··· Reading passage ···

An actor of film, stage, and screen – as well as a practitioner and teacher of Zen Buddhism – Małgorzata Braunek played in almost forty films and television series. A native of Szamotuły, she died June 23, 2014. Over the course of her career she worked with some of the greatest names in Polish cinema, starring in Andrzej Wajda’s Hunting Flies, Andrzej Żuławski’s The Third Part of the Night, Ryszard Ber’s The Doll, and – perhaps most notably – Jerzy Hoffman’s The Flood.
An actor of film, stage, and screen – as well as a practitioner and teacher of Zen Buddhism. Born January 30,1947 in Szamotułach.
Braunek was born on January 30, 1947. In 1969 she graduated from the Ludwik Solski Academy for the Dramatic Arts in Warsaw. Her acting debut came in her first year of study, playing in Kazimierz Kutz’s The Leap. Though her studies brought her the opportunity to perform on the stage of the National Theatre in Warsaw, Braunek found she preferred acting for the camera.
Early Career: The Making of an Icon
In Braunek, directors saw a symbol of a contemporary girl with a modelesque silhouette and captivating beauty. Newspapers circulated stills of the actress in giant sunglasses and a broad, toothy grin. It was this image – an ideal both lofty and calculated – that drew the attention of Andrzej Wajda, who cast Braunek as Irena in his 1969 film Hunting Flies, based on the work of Janusz Głowacki.
Collaborations with Żuławski: Personal and Professional
Her collaborations with Andrzej Żuławski – her then husband – brought out stunning performances from Braunek in The Third Part of the Night (1972) and The Devil (1988). Of her work in The Third Part of the Night, Braunek commented,
Surely ‘The Third Part of the Night’ was an inspiring professional challenge. It was a creative, inspiring time. It was an intriguing task for formal reasons: two people made up one character.

··· Data records ···

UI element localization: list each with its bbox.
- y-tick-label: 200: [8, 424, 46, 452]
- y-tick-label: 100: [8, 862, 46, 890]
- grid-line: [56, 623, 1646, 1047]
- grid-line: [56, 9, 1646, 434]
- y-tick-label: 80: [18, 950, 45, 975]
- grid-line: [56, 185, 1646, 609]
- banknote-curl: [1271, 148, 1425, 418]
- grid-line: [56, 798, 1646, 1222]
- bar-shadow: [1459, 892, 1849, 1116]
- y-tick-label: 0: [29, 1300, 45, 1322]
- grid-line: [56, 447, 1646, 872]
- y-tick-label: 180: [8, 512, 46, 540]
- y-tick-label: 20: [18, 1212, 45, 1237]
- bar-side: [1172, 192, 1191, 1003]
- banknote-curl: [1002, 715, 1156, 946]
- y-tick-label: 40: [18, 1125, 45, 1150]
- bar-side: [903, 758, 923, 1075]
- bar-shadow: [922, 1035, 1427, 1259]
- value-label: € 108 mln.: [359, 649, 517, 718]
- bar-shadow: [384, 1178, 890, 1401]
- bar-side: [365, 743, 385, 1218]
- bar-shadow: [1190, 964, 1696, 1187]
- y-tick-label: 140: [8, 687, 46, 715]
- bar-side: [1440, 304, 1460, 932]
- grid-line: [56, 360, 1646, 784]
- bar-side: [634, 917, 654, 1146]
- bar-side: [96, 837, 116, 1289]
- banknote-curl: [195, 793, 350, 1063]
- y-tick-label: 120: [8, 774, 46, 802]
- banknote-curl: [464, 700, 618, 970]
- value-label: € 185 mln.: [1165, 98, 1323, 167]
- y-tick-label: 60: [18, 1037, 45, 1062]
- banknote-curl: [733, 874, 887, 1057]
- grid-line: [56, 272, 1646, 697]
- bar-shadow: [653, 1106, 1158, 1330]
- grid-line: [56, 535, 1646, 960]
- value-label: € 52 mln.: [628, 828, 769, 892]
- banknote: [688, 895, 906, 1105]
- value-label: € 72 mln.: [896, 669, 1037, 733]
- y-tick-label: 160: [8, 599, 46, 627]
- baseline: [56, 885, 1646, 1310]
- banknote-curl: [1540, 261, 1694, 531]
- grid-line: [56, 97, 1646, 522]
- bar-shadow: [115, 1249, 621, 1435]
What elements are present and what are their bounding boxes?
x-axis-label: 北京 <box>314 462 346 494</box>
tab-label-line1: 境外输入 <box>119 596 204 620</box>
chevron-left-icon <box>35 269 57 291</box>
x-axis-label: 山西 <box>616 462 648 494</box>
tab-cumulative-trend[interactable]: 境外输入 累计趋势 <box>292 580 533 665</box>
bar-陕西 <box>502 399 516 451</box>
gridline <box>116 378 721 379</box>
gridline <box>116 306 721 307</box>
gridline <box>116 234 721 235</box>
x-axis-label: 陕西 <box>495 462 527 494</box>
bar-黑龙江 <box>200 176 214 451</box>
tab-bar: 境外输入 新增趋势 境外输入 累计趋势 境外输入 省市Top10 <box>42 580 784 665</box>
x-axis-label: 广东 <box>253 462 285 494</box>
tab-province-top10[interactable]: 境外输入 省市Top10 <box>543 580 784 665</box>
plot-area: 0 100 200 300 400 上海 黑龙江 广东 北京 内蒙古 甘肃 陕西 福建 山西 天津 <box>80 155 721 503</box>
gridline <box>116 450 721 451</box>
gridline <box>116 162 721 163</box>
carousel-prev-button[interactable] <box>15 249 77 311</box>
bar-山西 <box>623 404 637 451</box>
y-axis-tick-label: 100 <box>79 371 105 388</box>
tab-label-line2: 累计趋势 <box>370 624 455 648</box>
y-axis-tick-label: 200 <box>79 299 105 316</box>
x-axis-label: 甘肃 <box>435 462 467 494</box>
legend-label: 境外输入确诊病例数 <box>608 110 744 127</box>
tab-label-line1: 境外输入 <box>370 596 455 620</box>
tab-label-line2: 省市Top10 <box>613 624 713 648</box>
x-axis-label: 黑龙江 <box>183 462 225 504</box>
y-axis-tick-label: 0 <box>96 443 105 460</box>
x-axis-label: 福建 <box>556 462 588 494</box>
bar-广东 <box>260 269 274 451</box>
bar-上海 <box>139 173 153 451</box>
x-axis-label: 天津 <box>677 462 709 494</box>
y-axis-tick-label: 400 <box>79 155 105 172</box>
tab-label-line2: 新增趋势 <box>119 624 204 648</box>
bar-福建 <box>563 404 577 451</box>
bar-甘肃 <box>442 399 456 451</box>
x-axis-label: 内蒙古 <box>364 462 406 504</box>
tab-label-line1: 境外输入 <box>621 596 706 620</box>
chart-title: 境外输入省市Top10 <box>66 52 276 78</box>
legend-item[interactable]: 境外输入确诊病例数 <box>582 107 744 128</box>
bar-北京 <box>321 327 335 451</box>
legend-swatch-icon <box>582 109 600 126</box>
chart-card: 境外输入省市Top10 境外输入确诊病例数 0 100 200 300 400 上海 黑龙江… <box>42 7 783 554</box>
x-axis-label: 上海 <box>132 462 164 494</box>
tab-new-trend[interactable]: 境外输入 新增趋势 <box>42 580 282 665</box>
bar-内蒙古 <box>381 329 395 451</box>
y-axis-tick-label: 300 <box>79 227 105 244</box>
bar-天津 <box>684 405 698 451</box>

···

§ What to do: Reproduce the text about Małgorzata Braunek word for word, in full. Rely only on the text about Małgorzata Braunek, not on the rows.

§ Solution to the problem:
An actor of film, stage, and screen – as well as a practitioner and teacher of Zen Buddhism – Małgorzata Braunek played in almost forty films and television series. A native of Szamotuły, she died June 23, 2014. Over the course of her career she worked with some of the greatest names in Polish cinema, starring in Andrzej Wajda’s Hunting Flies, Andrzej Żuławski’s The Third Part of the Night, Ryszard Ber’s The Doll, and – perhaps most notably – Jerzy Hoffman’s The Flood.
An actor of film, stage, and screen – as well as a practitioner and teacher of Zen Buddhism. Born January 30,1947 in Szamotułach.
Braunek was born on January 30, 1947. In 1969 she graduated from the Ludwik Solski Academy for the Dramatic Arts in Warsaw. Her acting debut came in her first year of study, playing in Kazimierz Kutz’s The Leap. Though her studies brought her the opportunity to perform on the stage of the National Theatre in Warsaw, Braunek found she preferred acting for the camera.
Early Career: The Making of an Icon
In Braunek, directors saw a symbol of a contemporary girl with a modelesque silhouette and captivating beauty. Newspapers circulated stills of the actress in giant sunglasses and a broad, toothy grin. It was this image – an ideal both lofty and calculated – that drew the attention of Andrzej Wajda, who cast Braunek as Irena in his 1969 film Hunting Flies, based on the work of Janusz Głowacki.
Collaborations with Żuławski: Personal and Professional
Her collaborations with Andrzej Żuławski – her then husband – brought out stunning performances from Braunek in The Third Part of the Night (1972) and The Devil (1988). Of her work in The Third Part of the Night, Braunek commented,
Surely ‘The Third Part of the Night’ was an inspiring professional challenge. It was a creative, inspiring time. It was an intriguing task for formal reasons: two people made up one character.